> Work to be completed:
Lines holding the string "توفي" are the ones to copy; find them all in the data.

> Exercise materials:
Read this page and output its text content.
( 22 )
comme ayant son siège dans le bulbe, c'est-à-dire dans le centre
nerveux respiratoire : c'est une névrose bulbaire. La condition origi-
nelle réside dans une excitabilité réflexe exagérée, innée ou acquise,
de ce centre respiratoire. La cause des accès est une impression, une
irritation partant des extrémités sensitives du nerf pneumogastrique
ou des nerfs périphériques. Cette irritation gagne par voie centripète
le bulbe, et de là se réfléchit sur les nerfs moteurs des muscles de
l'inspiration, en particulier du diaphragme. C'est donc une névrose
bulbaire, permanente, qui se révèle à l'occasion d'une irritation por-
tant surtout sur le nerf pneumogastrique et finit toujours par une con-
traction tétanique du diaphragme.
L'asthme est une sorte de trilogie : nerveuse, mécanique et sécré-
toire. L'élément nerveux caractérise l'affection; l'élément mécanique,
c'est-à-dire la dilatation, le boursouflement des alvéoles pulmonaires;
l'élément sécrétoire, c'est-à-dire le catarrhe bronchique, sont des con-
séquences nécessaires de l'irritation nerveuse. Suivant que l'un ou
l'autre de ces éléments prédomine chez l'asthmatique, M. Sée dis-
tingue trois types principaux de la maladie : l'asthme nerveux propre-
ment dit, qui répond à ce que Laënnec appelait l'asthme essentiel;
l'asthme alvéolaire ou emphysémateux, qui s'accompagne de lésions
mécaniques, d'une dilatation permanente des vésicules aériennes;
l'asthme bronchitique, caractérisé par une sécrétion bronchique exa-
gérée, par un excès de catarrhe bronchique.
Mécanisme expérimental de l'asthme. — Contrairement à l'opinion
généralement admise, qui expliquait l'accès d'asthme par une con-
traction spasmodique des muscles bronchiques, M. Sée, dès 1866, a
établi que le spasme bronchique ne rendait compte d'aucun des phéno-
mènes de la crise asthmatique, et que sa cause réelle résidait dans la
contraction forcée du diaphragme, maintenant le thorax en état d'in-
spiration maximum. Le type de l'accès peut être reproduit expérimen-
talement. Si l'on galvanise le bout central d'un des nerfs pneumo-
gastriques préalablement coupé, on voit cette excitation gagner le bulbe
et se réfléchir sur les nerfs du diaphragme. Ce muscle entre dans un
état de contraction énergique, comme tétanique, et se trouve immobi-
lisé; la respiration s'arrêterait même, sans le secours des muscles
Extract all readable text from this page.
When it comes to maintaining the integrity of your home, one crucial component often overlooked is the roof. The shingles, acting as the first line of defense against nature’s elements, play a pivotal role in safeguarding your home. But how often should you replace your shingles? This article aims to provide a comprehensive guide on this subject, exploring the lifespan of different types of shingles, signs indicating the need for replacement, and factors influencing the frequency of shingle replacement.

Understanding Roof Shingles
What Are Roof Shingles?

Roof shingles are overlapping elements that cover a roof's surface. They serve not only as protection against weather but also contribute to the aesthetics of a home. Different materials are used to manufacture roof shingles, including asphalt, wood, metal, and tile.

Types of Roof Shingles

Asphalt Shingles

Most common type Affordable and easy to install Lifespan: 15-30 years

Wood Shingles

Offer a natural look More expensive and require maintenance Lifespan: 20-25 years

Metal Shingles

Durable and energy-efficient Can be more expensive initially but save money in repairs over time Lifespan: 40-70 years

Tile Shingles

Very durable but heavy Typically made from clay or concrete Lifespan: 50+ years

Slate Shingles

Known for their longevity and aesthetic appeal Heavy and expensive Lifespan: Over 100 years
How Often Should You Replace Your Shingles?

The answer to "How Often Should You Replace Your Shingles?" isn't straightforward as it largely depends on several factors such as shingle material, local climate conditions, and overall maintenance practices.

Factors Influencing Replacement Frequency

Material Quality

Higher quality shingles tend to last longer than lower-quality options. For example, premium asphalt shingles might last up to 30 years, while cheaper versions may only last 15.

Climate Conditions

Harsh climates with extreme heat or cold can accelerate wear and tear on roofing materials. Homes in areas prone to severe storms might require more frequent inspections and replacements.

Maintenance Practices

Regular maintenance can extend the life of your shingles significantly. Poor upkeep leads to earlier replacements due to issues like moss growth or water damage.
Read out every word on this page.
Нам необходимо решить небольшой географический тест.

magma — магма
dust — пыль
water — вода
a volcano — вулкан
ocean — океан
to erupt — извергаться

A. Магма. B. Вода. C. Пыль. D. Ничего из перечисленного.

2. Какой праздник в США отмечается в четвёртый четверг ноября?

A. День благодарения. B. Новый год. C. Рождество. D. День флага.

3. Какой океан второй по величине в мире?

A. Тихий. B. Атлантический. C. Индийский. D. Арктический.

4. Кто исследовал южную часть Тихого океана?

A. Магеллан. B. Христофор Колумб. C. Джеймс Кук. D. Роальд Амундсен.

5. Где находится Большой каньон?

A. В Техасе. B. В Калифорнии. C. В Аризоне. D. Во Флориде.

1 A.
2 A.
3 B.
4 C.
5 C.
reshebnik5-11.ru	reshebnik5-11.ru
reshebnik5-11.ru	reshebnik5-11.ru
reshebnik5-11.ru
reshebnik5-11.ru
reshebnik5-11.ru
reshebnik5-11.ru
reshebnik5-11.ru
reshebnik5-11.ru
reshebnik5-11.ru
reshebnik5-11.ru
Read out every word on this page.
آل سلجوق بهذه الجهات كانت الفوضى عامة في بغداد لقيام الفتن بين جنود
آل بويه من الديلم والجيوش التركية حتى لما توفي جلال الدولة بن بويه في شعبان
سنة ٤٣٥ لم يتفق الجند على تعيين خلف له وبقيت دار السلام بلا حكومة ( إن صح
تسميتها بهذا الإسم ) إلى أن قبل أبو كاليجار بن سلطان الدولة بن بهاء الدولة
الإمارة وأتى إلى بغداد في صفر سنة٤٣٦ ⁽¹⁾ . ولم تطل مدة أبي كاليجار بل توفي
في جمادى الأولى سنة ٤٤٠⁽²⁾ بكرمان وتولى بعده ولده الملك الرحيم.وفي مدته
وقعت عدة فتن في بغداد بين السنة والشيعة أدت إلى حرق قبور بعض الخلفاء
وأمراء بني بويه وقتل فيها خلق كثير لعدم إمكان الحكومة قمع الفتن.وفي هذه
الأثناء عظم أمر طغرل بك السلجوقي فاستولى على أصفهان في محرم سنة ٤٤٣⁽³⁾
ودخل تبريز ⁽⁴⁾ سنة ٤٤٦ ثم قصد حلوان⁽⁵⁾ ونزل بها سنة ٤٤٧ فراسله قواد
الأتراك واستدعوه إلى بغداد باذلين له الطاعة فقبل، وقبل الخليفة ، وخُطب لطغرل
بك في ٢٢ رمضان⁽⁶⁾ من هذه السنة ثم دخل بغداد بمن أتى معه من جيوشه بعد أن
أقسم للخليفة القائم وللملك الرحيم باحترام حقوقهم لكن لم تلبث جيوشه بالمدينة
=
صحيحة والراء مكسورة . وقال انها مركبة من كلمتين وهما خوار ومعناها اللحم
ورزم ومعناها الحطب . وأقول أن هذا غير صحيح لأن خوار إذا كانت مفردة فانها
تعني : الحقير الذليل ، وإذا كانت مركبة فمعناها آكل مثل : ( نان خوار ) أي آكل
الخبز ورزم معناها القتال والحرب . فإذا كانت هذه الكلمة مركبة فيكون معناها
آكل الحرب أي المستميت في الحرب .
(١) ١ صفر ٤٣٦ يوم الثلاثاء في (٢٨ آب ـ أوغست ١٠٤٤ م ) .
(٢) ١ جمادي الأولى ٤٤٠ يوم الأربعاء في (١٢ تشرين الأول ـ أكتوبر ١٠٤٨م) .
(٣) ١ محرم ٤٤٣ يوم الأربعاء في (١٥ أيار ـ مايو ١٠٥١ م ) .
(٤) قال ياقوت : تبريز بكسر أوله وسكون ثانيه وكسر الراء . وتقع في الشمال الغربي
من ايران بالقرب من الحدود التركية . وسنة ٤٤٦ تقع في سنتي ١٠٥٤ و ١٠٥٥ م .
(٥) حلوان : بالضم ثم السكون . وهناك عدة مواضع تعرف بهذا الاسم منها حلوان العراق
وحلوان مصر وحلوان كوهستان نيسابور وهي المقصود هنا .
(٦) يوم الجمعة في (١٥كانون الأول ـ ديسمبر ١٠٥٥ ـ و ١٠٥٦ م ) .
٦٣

> Task answer:
آل بويه من الديلم والجيوش التركية حتى لما توفي جلال الدولة بن بويه في شعبان
الإمارة وأتى إلى بغداد في صفر سنة٤٣٦ ⁽¹⁾ . ولم تطل مدة أبي كاليجار بل توفي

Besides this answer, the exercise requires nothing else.